*Set exercise*
Only a number is wanted: how many lines in the records below contain "кухни"?

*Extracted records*
** start **

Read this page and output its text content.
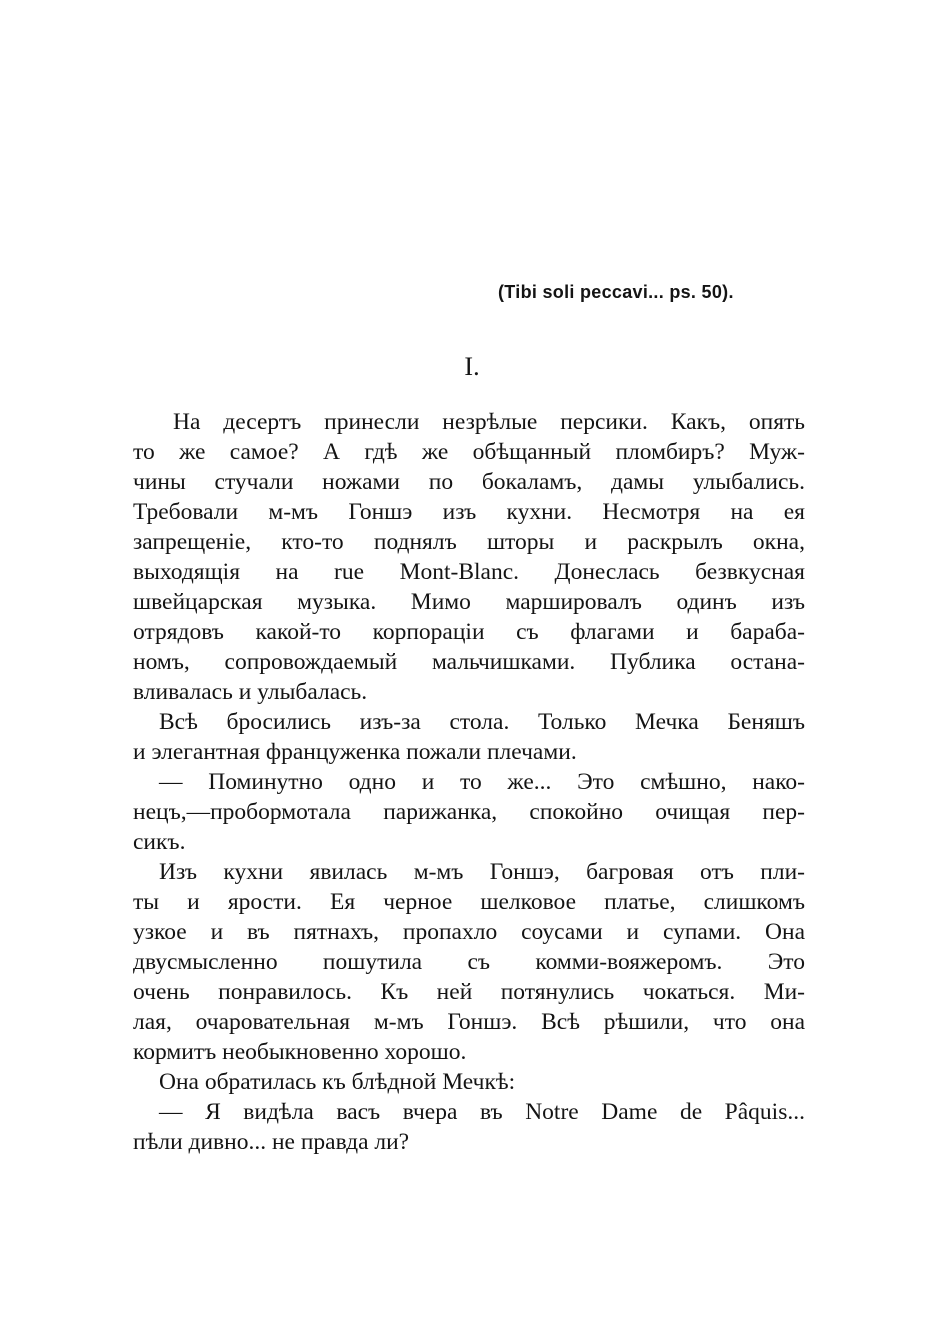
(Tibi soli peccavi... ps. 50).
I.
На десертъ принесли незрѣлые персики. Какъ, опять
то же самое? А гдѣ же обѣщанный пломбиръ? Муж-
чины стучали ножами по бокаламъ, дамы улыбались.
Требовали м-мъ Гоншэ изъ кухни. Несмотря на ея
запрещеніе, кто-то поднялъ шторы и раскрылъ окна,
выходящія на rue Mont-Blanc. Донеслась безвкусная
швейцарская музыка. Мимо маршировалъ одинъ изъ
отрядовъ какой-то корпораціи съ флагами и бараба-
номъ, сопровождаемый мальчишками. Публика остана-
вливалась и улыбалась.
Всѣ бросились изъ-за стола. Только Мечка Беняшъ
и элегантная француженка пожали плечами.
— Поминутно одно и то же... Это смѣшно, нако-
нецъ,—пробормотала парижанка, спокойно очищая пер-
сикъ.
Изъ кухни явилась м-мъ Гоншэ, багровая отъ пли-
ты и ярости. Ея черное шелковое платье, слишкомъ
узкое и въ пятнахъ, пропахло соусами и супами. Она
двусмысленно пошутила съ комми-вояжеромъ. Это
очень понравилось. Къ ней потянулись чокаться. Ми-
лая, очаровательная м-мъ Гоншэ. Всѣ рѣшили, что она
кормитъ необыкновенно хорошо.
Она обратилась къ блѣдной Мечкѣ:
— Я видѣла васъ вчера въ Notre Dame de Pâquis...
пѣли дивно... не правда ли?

** end **

*Task result*
2